Print the entries below in their entirety, exactly as they are written.

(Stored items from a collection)
-------
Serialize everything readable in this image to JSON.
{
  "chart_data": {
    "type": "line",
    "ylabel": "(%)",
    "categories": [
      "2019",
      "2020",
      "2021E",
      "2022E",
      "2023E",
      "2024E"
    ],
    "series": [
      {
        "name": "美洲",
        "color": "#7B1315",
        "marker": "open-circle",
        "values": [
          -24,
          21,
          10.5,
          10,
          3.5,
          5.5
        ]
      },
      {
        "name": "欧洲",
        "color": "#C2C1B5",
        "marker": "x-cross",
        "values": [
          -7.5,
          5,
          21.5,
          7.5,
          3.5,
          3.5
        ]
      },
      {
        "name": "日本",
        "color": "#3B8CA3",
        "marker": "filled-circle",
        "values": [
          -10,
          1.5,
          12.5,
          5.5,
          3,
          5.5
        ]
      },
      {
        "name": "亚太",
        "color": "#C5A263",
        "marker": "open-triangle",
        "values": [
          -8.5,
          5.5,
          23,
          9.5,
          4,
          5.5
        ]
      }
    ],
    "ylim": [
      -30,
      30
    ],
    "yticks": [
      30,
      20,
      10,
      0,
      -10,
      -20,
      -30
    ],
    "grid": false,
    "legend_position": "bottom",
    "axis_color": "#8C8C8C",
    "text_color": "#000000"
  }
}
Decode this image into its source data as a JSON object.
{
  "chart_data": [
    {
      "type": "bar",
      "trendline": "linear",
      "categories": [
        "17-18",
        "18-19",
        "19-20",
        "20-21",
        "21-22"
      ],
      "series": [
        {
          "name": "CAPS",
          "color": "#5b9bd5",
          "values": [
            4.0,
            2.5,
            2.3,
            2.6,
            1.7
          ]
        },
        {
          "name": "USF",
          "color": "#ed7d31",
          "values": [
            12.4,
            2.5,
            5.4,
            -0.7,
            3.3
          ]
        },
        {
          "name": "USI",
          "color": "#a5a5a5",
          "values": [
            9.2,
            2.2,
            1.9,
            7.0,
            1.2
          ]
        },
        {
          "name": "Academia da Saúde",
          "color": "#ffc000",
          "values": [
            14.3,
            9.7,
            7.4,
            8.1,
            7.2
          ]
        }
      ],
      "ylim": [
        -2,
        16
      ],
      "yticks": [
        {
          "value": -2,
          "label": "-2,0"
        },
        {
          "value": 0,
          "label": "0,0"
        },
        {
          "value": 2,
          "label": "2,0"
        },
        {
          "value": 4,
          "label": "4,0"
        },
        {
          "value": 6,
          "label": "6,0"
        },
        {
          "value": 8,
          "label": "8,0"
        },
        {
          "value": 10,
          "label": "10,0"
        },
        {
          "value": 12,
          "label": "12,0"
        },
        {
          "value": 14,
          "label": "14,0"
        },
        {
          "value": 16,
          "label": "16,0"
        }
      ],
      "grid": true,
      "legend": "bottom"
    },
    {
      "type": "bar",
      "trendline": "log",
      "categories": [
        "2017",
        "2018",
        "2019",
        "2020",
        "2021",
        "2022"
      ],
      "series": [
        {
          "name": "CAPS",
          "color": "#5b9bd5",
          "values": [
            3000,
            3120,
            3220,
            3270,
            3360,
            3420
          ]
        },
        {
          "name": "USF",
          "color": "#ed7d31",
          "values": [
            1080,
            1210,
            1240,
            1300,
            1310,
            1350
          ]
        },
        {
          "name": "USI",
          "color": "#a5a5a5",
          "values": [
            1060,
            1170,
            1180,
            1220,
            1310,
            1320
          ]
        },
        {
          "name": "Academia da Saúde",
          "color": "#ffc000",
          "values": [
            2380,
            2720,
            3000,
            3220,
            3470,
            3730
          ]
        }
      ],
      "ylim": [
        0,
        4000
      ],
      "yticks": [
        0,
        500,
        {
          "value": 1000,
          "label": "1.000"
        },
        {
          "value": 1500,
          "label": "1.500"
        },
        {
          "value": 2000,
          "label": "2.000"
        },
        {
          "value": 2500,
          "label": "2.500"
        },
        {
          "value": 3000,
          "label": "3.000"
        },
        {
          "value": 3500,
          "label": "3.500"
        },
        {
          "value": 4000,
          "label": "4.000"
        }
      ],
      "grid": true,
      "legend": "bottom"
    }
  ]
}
-------
**Written reply**:
Serialize everything readable in this image to JSON.
{
  "chart_data": {
    "type": "line",
    "ylabel": "(%)",
    "categories": [
      "2019",
      "2020",
      "2021E",
      "2022E",
      "2023E",
      "2024E"
    ],
    "series": [
      {
        "name": "美洲",
        "color": "#7B1315",
        "marker": "open-circle",
        "values": [
          -24,
          21,
          10.5,
          10,
          3.5,
          5.5
        ]
      },
      {
        "name": "欧洲",
        "color": "#C2C1B5",
        "marker": "x-cross",
        "values": [
          -7.5,
          5,
          21.5,
          7.5,
          3.5,
          3.5
        ]
      },
      {
        "name": "日本",
        "color": "#3B8CA3",
        "marker": "filled-circle",
        "values": [
          -10,
          1.5,
          12.5,
          5.5,
          3,
          5.5
        ]
      },
      {
        "name": "亚太",
        "color": "#C5A263",
        "marker": "open-triangle",
        "values": [
          -8.5,
          5.5,
          23,
          9.5,
          4,
          5.5
        ]
      }
    ],
    "ylim": [
      -30,
      30
    ],
    "yticks": [
      30,
      20,
      10,
      0,
      -10,
      -20,
      -30
    ],
    "grid": false,
    "legend_position": "bottom",
    "axis_color": "#8C8C8C",
    "text_color": "#000000"
  }
}
Decode this image into its source data as a JSON object.
{
  "chart_data": [
    {
      "type": "bar",
      "trendline": "linear",
      "categories": [
        "17-18",
        "18-19",
        "19-20",
        "20-21",
        "21-22"
      ],
      "series": [
        {
          "name": "CAPS",
          "color": "#5b9bd5",
          "values": [
            4.0,
            2.5,
            2.3,
            2.6,
            1.7
          ]
        },
        {
          "name": "USF",
          "color": "#ed7d31",
          "values": [
            12.4,
            2.5,
            5.4,
            -0.7,
            3.3
          ]
        },
        {
          "name": "USI",
          "color": "#a5a5a5",
          "values": [
            9.2,
            2.2,
            1.9,
            7.0,
            1.2
          ]
        },
        {
          "name": "Academia da Saúde",
          "color": "#ffc000",
          "values": [
            14.3,
            9.7,
            7.4,
            8.1,
            7.2
          ]
        }
      ],
      "ylim": [
        -2,
        16
      ],
      "yticks": [
        {
          "value": -2,
          "label": "-2,0"
        },
        {
          "value": 0,
          "label": "0,0"
        },
        {
          "value": 2,
          "label": "2,0"
        },
        {
          "value": 4,
          "label": "4,0"
        },
        {
          "value": 6,
          "label": "6,0"
        },
        {
          "value": 8,
          "label": "8,0"
        },
        {
          "value": 10,
          "label": "10,0"
        },
        {
          "value": 12,
          "label": "12,0"
        },
        {
          "value": 14,
          "label": "14,0"
        },
        {
          "value": 16,
          "label": "16,0"
        }
      ],
      "grid": true,
      "legend": "bottom"
    },
    {
      "type": "bar",
      "trendline": "log",
      "categories": [
        "2017",
        "2018",
        "2019",
        "2020",
        "2021",
        "2022"
      ],
      "series": [
        {
          "name": "CAPS",
          "color": "#5b9bd5",
          "values": [
            3000,
            3120,
            3220,
            3270,
            3360,
            3420
          ]
        },
        {
          "name": "USF",
          "color": "#ed7d31",
          "values": [
            1080,
            1210,
            1240,
            1300,
            1310,
            1350
          ]
        },
        {
          "name": "USI",
          "color": "#a5a5a5",
          "values": [
            1060,
            1170,
            1180,
            1220,
            1310,
            1320
          ]
        },
        {
          "name": "Academia da Saúde",
          "color": "#ffc000",
          "values": [
            2380,
            2720,
            3000,
            3220,
            3470,
            3730
          ]
        }
      ],
      "ylim": [
        0,
        4000
      ],
      "yticks": [
        0,
        500,
        {
          "value": 1000,
          "label": "1.000"
        },
        {
          "value": 1500,
          "label": "1.500"
        },
        {
          "value": 2000,
          "label": "2.000"
        },
        {
          "value": 2500,
          "label": "2.500"
        },
        {
          "value": 3000,
          "label": "3.000"
        },
        {
          "value": 3500,
          "label": "3.500"
        },
        {
          "value": 4000,
          "label": "4.000"
        }
      ],
      "grid": true,
      "legend": "bottom"
    }
  ]
}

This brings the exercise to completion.